WHAT TO WORK ON. Which lines hold the string "name"? Copy every one of them.

:::::

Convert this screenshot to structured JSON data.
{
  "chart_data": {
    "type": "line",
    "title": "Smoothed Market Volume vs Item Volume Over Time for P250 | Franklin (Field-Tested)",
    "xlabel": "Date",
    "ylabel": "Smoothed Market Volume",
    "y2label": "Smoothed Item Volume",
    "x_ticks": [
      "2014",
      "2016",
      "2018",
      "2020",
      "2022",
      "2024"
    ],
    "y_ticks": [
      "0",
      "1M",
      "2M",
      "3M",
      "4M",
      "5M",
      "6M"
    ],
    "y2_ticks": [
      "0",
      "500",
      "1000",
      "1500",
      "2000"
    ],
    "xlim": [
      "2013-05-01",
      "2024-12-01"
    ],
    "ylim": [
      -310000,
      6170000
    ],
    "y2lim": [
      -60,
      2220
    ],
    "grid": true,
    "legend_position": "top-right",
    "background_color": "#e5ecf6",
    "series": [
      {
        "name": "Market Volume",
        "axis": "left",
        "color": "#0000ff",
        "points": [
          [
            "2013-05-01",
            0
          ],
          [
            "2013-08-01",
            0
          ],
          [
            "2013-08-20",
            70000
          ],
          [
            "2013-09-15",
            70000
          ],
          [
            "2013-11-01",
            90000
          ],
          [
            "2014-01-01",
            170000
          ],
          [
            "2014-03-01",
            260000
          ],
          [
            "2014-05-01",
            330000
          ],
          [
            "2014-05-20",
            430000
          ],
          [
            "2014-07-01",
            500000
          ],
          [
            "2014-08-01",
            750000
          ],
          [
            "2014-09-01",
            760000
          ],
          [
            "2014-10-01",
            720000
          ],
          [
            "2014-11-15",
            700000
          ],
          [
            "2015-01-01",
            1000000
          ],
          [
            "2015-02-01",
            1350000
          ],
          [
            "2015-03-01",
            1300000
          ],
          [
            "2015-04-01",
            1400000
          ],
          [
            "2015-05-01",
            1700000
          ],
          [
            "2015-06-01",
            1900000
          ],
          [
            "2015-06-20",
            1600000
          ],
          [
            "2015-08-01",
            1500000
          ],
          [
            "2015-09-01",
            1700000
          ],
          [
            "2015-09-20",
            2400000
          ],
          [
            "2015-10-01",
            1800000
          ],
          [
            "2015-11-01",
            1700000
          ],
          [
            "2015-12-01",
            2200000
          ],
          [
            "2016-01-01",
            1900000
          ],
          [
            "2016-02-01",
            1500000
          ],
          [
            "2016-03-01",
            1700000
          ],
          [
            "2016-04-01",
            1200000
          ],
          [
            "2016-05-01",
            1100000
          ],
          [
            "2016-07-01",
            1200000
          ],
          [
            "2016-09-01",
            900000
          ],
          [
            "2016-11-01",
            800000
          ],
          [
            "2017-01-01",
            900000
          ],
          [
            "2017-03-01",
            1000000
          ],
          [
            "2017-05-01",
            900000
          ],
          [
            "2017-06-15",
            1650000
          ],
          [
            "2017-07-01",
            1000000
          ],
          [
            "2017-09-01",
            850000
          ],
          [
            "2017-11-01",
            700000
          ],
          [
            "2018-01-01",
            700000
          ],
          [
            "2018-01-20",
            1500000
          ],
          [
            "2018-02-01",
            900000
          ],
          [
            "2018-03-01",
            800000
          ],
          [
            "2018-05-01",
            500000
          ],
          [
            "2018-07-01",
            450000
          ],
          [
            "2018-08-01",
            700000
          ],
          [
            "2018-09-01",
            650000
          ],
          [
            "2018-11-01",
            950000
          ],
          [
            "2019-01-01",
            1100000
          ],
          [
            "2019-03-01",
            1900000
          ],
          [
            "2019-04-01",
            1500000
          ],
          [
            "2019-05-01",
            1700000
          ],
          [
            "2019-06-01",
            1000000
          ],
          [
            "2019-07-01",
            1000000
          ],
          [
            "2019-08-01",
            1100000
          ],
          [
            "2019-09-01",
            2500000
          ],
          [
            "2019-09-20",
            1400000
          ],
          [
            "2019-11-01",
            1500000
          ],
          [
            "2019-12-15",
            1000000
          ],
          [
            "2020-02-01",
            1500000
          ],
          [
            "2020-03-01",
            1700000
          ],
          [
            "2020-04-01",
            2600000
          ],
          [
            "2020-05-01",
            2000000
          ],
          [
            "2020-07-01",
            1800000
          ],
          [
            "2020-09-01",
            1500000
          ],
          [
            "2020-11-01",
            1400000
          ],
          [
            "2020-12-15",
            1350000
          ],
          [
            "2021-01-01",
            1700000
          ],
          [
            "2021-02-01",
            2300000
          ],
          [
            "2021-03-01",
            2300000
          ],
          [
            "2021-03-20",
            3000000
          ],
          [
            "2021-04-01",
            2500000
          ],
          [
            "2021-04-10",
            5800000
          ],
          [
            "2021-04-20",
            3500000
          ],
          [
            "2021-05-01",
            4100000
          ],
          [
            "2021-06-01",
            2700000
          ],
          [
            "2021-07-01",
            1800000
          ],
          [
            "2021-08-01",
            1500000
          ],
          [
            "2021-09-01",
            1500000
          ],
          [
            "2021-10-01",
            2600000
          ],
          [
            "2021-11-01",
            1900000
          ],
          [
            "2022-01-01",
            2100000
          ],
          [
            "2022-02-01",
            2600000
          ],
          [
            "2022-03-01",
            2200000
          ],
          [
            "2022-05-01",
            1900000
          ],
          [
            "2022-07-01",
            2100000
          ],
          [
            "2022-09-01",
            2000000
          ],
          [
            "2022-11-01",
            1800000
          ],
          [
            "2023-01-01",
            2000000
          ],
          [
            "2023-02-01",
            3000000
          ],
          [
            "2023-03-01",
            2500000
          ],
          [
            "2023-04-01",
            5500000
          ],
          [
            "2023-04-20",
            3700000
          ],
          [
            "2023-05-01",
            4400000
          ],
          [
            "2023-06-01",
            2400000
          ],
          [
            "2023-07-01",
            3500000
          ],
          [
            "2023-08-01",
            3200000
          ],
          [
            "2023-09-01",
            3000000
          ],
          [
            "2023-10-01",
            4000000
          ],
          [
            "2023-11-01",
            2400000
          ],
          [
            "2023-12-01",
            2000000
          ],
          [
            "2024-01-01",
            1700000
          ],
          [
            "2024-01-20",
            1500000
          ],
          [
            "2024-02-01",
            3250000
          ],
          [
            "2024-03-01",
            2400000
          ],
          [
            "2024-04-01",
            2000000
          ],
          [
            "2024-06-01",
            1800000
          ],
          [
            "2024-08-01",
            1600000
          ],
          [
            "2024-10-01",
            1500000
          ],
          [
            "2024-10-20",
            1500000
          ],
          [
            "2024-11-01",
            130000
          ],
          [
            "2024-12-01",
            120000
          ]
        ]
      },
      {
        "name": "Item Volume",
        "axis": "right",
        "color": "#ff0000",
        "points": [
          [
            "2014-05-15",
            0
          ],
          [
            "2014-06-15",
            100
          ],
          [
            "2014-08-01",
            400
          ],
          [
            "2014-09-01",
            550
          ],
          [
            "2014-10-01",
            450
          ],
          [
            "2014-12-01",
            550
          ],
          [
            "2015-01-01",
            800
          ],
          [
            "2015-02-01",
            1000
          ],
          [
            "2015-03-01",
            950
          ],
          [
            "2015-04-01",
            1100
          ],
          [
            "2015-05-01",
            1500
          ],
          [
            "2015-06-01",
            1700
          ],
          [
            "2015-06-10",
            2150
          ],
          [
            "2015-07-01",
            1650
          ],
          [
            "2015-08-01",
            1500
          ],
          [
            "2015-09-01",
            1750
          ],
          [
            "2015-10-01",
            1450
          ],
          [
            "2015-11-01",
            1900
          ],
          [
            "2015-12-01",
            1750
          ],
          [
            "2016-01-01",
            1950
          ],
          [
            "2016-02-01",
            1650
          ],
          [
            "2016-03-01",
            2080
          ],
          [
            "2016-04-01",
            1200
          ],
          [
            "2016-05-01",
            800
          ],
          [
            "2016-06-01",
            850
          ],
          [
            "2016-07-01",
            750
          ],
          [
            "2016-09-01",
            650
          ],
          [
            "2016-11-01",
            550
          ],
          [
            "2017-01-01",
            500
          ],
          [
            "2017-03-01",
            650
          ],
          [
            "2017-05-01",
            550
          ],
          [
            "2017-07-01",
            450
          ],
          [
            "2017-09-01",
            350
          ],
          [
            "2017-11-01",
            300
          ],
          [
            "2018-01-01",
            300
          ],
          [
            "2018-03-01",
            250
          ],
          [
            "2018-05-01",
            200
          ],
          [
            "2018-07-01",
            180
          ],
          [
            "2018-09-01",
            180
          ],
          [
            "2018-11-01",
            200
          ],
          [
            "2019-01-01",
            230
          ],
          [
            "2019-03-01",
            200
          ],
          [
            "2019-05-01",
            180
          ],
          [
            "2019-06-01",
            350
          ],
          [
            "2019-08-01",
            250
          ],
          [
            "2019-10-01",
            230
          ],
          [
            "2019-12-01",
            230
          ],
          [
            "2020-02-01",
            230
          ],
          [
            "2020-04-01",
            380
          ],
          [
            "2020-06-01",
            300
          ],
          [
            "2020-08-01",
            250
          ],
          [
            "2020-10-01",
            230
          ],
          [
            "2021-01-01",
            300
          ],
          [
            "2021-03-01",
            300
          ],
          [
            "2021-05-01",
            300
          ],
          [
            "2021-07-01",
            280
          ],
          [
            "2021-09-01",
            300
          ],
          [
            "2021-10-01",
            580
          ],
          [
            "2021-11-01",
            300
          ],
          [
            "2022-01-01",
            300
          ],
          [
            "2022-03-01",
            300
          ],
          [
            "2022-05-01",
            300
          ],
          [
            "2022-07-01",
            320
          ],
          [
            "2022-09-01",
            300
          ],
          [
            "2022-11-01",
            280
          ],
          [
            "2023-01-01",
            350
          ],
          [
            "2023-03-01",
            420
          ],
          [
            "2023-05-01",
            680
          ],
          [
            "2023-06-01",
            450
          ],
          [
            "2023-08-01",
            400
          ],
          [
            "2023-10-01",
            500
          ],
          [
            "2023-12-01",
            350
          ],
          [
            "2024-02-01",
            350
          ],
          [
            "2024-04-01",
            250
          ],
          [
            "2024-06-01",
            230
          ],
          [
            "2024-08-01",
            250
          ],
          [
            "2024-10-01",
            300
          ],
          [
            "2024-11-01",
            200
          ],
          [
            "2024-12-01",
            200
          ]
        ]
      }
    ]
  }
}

:::::

RESPONSE.
        "name": "Market Volume",
        "name": "Item Volume",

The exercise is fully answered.